◆ DATASET CONTENT:
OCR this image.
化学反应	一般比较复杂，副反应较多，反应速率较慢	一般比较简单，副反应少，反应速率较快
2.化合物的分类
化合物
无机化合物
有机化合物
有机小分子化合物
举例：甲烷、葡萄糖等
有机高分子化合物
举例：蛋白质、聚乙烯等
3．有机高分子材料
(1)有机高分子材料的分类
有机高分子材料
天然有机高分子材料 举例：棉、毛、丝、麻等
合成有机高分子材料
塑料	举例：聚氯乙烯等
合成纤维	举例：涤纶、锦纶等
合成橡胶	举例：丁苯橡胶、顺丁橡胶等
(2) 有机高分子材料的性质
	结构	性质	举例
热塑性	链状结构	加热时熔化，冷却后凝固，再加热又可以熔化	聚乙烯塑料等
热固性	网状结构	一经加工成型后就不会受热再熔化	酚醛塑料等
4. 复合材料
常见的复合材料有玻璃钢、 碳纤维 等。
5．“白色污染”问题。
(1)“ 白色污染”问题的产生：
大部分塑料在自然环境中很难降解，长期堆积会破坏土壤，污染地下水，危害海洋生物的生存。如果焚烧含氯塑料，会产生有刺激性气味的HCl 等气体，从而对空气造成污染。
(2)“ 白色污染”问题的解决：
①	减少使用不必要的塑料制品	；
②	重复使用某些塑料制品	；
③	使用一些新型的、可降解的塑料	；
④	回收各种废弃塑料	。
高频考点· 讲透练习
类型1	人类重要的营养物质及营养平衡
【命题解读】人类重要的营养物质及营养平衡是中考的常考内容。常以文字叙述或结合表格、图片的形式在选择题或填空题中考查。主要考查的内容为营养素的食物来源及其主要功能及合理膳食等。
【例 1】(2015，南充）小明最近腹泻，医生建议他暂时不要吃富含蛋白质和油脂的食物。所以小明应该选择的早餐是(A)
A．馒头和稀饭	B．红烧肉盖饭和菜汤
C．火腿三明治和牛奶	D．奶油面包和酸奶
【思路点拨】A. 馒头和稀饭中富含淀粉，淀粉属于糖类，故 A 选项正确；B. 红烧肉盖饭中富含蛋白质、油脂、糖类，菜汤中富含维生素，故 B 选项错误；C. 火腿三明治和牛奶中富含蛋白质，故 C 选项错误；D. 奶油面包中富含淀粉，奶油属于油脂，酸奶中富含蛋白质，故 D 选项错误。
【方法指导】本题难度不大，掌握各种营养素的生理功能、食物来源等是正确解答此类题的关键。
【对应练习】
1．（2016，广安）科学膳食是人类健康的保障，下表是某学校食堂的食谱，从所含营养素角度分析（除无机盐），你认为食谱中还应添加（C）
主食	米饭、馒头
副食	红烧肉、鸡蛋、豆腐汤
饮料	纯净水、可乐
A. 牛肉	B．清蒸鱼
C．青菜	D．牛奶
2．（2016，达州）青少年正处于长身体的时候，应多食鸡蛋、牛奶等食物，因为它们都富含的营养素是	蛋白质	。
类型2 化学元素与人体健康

* * *

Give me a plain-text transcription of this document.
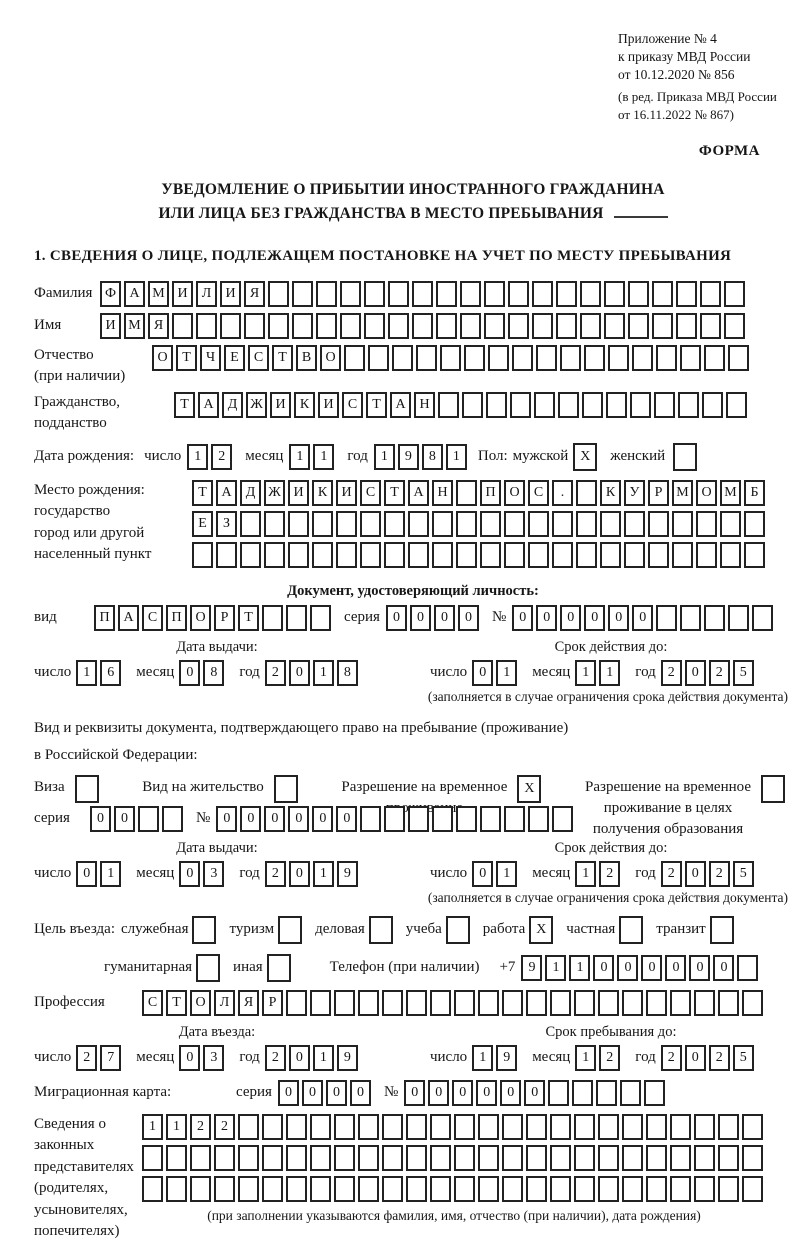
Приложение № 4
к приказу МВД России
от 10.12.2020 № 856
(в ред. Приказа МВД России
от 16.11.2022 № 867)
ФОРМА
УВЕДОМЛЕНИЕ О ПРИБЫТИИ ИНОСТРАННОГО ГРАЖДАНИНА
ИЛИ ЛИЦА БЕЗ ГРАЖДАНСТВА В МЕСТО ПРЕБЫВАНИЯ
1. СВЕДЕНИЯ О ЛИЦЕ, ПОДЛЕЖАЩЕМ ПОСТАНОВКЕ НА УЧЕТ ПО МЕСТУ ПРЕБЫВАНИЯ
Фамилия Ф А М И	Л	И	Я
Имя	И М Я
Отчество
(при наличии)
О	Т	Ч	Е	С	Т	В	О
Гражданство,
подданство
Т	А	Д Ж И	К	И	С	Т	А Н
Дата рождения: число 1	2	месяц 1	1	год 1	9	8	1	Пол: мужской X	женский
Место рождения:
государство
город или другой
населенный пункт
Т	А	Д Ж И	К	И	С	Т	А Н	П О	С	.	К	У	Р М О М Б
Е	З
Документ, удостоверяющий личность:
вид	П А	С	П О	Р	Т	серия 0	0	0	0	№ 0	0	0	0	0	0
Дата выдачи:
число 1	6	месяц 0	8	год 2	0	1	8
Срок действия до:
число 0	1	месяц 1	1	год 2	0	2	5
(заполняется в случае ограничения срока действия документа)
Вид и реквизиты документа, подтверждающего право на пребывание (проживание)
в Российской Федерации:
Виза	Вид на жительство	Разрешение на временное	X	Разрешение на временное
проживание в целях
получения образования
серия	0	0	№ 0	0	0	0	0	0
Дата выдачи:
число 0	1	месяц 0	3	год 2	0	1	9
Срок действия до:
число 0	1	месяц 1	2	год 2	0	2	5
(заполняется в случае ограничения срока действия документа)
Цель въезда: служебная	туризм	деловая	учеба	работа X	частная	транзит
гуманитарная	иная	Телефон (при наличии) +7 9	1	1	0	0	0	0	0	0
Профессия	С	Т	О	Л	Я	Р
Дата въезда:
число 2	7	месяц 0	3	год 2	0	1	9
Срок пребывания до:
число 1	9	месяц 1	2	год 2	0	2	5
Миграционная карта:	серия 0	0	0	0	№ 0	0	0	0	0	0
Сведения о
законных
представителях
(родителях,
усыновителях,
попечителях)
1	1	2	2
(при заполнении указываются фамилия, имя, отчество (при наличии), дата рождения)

◆ PROBLEM TO SOLVE:
Which lines contain the word "России"? Copy each one.

◆ RESULT:
к приказу МВД России
(в ред. Приказа МВД России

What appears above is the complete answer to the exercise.